Data section:

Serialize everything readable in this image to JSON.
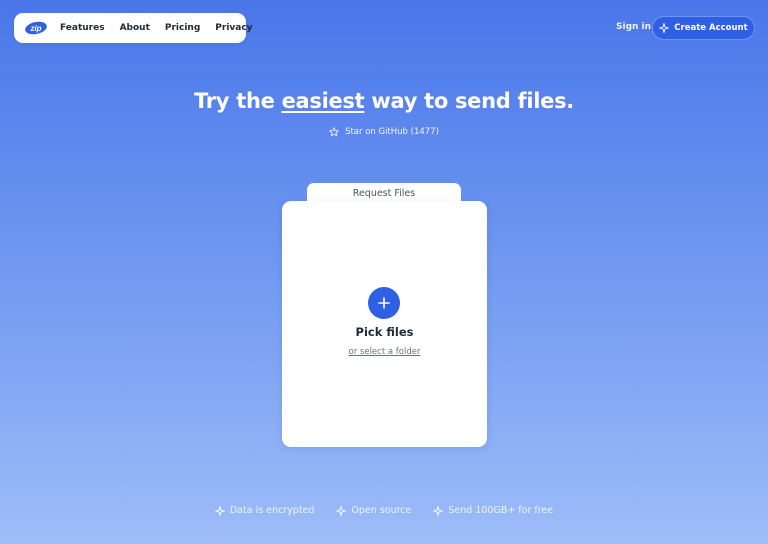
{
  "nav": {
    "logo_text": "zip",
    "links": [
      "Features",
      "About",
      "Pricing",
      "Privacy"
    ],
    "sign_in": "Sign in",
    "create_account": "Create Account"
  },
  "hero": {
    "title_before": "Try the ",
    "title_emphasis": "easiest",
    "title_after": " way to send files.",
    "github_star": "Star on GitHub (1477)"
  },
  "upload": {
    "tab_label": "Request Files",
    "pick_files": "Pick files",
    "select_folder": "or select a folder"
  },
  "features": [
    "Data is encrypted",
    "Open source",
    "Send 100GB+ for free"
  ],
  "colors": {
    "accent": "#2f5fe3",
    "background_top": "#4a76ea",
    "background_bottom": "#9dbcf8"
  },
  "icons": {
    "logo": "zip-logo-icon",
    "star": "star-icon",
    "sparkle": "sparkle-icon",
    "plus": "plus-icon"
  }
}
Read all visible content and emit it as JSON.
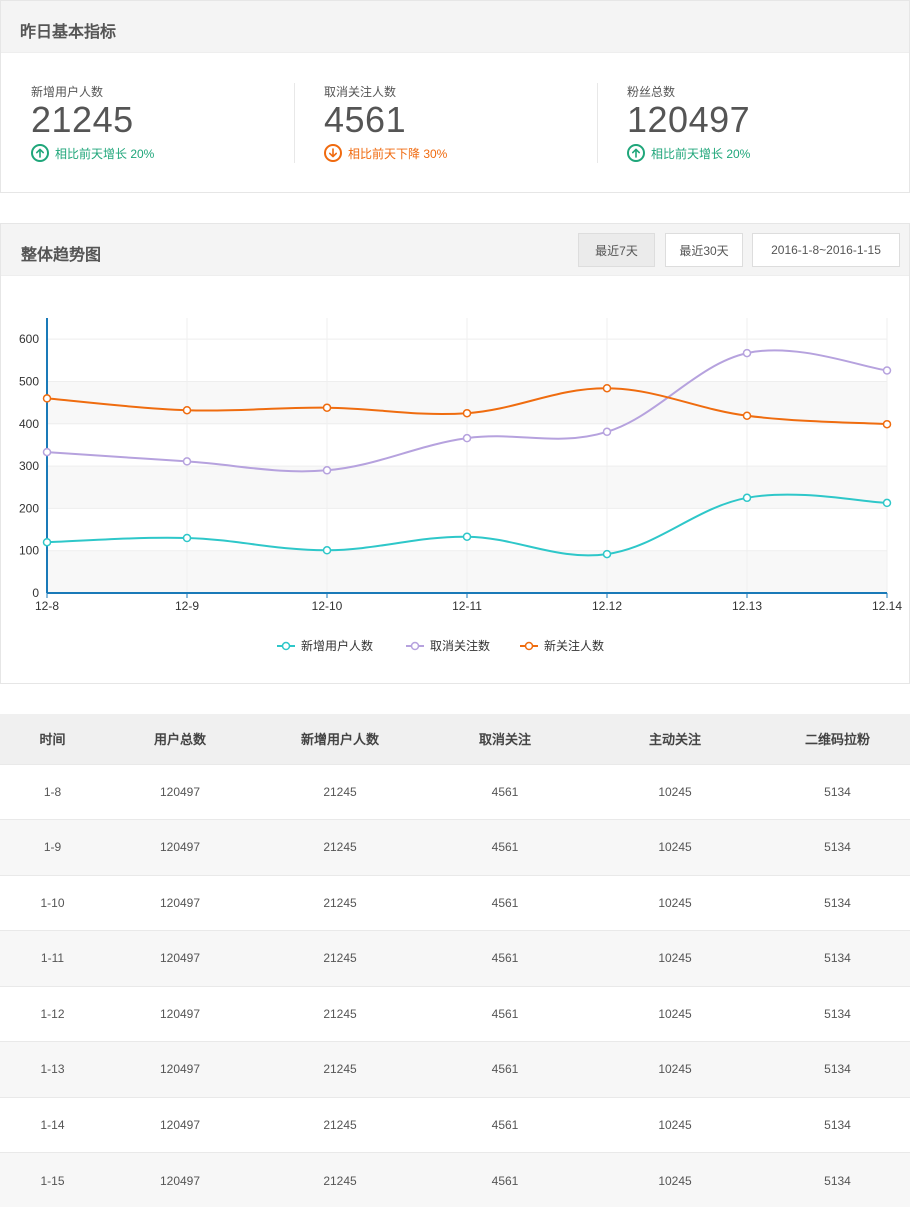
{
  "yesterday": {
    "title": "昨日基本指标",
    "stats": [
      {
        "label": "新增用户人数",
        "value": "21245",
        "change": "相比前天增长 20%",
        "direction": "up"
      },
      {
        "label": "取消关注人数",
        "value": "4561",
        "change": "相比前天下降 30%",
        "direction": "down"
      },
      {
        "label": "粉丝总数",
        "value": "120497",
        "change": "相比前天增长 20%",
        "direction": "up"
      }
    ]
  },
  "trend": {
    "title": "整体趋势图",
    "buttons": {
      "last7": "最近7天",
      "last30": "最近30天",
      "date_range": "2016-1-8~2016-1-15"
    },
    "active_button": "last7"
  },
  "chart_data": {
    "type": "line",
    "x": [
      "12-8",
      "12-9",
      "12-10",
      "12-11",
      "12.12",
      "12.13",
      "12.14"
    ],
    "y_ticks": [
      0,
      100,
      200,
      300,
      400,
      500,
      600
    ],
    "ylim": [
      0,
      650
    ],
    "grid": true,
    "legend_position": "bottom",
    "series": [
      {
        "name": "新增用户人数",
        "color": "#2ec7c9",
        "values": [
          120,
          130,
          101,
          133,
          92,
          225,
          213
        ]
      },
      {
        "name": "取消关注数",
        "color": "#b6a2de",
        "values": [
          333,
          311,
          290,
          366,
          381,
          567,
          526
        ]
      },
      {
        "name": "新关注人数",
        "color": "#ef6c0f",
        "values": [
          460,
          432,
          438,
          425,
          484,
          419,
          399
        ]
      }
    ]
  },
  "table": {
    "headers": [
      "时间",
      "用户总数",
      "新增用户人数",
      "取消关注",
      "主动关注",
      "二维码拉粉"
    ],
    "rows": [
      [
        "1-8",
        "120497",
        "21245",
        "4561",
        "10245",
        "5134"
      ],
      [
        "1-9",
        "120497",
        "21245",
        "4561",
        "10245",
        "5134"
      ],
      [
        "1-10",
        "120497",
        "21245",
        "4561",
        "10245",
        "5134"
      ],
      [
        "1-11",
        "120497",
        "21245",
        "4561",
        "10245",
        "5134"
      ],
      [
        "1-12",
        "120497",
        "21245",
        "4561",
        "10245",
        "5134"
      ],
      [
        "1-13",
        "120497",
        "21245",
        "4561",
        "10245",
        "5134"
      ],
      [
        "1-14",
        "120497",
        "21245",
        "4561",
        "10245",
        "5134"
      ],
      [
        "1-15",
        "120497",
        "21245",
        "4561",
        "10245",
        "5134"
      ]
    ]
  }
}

Task goal:
Quote every line of the records above exactly; no picture is to be copied.

Solution to this task:
Serialize everything readable in this image to JSON.
{
  "nav": {
    "logo_text": "zip",
    "links": [
      "Features",
      "About",
      "Pricing",
      "Privacy"
    ],
    "sign_in": "Sign in",
    "create_account": "Create Account"
  },
  "hero": {
    "title_before": "Try the ",
    "title_emphasis": "easiest",
    "title_after": " way to send files.",
    "github_star": "Star on GitHub (1477)"
  },
  "upload": {
    "tab_label": "Request Files",
    "pick_files": "Pick files",
    "select_folder": "or select a folder"
  },
  "features": [
    "Data is encrypted",
    "Open source",
    "Send 100GB+ for free"
  ],
  "colors": {
    "accent": "#2f5fe3",
    "background_top": "#4a76ea",
    "background_bottom": "#9dbcf8"
  },
  "icons": {
    "logo": "zip-logo-icon",
    "star": "star-icon",
    "sparkle": "sparkle-icon",
    "plus": "plus-icon"
  }
}
Read all visible content and emit it as JSON.
{
  "yesterday": {
    "title": "昨日基本指标",
    "stats": [
      {
        "label": "新增用户人数",
        "value": "21245",
        "change": "相比前天增长 20%",
        "direction": "up"
      },
      {
        "label": "取消关注人数",
        "value": "4561",
        "change": "相比前天下降 30%",
        "direction": "down"
      },
      {
        "label": "粉丝总数",
        "value": "120497",
        "change": "相比前天增长 20%",
        "direction": "up"
      }
    ]
  },
  "trend": {
    "title": "整体趋势图",
    "buttons": {
      "last7": "最近7天",
      "last30": "最近30天",
      "date_range": "2016-1-8~2016-1-15"
    },
    "active_button": "last7"
  },
  "chart_data": {
    "type": "line",
    "x": [
      "12-8",
      "12-9",
      "12-10",
      "12-11",
      "12.12",
      "12.13",
      "12.14"
    ],
    "y_ticks": [
      0,
      100,
      200,
      300,
      400,
      500,
      600
    ],
    "ylim": [
      0,
      650
    ],
    "grid": true,
    "legend_position": "bottom",
    "series": [
      {
        "name": "新增用户人数",
        "color": "#2ec7c9",
        "values": [
          120,
          130,
          101,
          133,
          92,
          225,
          213
        ]
      },
      {
        "name": "取消关注数",
        "color": "#b6a2de",
        "values": [
          333,
          311,
          290,
          366,
          381,
          567,
          526
        ]
      },
      {
        "name": "新关注人数",
        "color": "#ef6c0f",
        "values": [
          460,
          432,
          438,
          425,
          484,
          419,
          399
        ]
      }
    ]
  },
  "table": {
    "headers": [
      "时间",
      "用户总数",
      "新增用户人数",
      "取消关注",
      "主动关注",
      "二维码拉粉"
    ],
    "rows": [
      [
        "1-8",
        "120497",
        "21245",
        "4561",
        "10245",
        "5134"
      ],
      [
        "1-9",
        "120497",
        "21245",
        "4561",
        "10245",
        "5134"
      ],
      [
        "1-10",
        "120497",
        "21245",
        "4561",
        "10245",
        "5134"
      ],
      [
        "1-11",
        "120497",
        "21245",
        "4561",
        "10245",
        "5134"
      ],
      [
        "1-12",
        "120497",
        "21245",
        "4561",
        "10245",
        "5134"
      ],
      [
        "1-13",
        "120497",
        "21245",
        "4561",
        "10245",
        "5134"
      ],
      [
        "1-14",
        "120497",
        "21245",
        "4561",
        "10245",
        "5134"
      ],
      [
        "1-15",
        "120497",
        "21245",
        "4561",
        "10245",
        "5134"
      ]
    ]
  }
}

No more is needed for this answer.